[START]

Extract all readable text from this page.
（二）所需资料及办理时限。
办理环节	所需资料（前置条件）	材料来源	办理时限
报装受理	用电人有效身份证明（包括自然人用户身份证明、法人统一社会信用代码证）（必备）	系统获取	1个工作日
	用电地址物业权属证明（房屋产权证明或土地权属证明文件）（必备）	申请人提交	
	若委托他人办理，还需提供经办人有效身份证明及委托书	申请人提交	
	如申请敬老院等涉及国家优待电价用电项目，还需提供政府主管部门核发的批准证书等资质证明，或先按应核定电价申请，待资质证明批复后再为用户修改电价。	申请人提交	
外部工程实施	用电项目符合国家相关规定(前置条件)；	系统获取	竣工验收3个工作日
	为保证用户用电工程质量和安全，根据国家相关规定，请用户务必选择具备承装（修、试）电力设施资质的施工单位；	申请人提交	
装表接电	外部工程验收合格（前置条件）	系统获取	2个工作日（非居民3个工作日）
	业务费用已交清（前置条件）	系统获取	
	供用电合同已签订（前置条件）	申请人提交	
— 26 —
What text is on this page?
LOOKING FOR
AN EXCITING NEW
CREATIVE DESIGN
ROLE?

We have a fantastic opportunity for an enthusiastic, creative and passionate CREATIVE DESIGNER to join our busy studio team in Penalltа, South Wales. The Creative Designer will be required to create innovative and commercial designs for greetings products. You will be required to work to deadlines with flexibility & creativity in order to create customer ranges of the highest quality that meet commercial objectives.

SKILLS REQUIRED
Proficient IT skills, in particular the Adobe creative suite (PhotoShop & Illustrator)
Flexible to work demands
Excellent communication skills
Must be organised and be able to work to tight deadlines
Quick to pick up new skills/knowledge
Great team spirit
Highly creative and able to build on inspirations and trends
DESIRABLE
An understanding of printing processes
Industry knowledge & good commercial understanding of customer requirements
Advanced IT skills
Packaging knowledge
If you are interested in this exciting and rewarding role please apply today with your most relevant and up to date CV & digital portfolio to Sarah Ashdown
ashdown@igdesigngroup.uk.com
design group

[END]

## THE TASK
Transcribe the material above word for word.

## EXPECTED ANSWER
Extract all readable text from this page.
（二）所需资料及办理时限。
办理环节	所需资料（前置条件）	材料来源	办理时限
报装受理	用电人有效身份证明（包括自然人用户身份证明、法人统一社会信用代码证）（必备）	系统获取	1个工作日
	用电地址物业权属证明（房屋产权证明或土地权属证明文件）（必备）	申请人提交	
	若委托他人办理，还需提供经办人有效身份证明及委托书	申请人提交	
	如申请敬老院等涉及国家优待电价用电项目，还需提供政府主管部门核发的批准证书等资质证明，或先按应核定电价申请，待资质证明批复后再为用户修改电价。	申请人提交	
外部工程实施	用电项目符合国家相关规定(前置条件)；	系统获取	竣工验收3个工作日
	为保证用户用电工程质量和安全，根据国家相关规定，请用户务必选择具备承装（修、试）电力设施资质的施工单位；	申请人提交	
装表接电	外部工程验收合格（前置条件）	系统获取	2个工作日（非居民3个工作日）
	业务费用已交清（前置条件）	系统获取	
	供用电合同已签订（前置条件）	申请人提交	
— 26 —
What text is on this page?
LOOKING FOR
AN EXCITING NEW
CREATIVE DESIGN
ROLE?

We have a fantastic opportunity for an enthusiastic, creative and passionate CREATIVE DESIGNER to join our busy studio team in Penalltа, South Wales. The Creative Designer will be required to create innovative and commercial designs for greetings products. You will be required to work to deadlines with flexibility & creativity in order to create customer ranges of the highest quality that meet commercial objectives.

SKILLS REQUIRED
Proficient IT skills, in particular the Adobe creative suite (PhotoShop & Illustrator)
Flexible to work demands
Excellent communication skills
Must be organised and be able to work to tight deadlines
Quick to pick up new skills/knowledge
Great team spirit
Highly creative and able to build on inspirations and trends
DESIRABLE
An understanding of printing processes
Industry knowledge & good commercial understanding of customer requirements
Advanced IT skills
Packaging knowledge
If you are interested in this exciting and rewarding role please apply today with your most relevant and up to date CV & digital portfolio to Sarah Ashdown
ashdown@igdesigngroup.uk.com
design group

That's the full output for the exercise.